• [Exercise description]: Look through the records, and whenever a line includes the word "this", copy it.

======== Records supplied

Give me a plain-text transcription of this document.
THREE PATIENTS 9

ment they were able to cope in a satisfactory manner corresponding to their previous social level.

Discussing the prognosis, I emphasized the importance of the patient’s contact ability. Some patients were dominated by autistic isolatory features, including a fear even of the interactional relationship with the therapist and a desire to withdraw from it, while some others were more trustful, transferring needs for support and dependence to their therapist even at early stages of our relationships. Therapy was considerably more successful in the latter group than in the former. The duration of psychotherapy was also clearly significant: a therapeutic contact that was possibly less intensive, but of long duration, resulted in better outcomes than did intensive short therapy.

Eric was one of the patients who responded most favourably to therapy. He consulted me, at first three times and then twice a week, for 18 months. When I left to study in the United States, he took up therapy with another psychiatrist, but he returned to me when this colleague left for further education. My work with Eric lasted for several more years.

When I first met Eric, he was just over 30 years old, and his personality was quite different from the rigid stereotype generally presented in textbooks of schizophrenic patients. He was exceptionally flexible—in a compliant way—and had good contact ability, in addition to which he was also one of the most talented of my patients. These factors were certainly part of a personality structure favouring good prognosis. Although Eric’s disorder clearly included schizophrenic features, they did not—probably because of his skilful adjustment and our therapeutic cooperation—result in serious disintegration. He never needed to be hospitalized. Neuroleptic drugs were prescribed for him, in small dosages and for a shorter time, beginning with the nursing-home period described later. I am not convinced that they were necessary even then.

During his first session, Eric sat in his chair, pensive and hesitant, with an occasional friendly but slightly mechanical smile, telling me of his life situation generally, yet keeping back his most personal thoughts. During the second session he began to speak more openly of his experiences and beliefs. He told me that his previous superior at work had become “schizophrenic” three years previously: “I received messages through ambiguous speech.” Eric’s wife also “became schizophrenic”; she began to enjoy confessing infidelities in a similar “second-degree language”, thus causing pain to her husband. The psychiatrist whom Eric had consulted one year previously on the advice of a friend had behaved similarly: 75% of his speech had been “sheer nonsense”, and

================

• [Output of the exercise]:
Give me a plain-text transcription of this document.
Eric was one of the patients who responded most favourably to therapy. He consulted me, at first three times and then twice a week, for 18 months. When I left to study in the United States, he took up therapy with another psychiatrist, but he returned to me when this colleague left for further education. My work with Eric lasted for several more years.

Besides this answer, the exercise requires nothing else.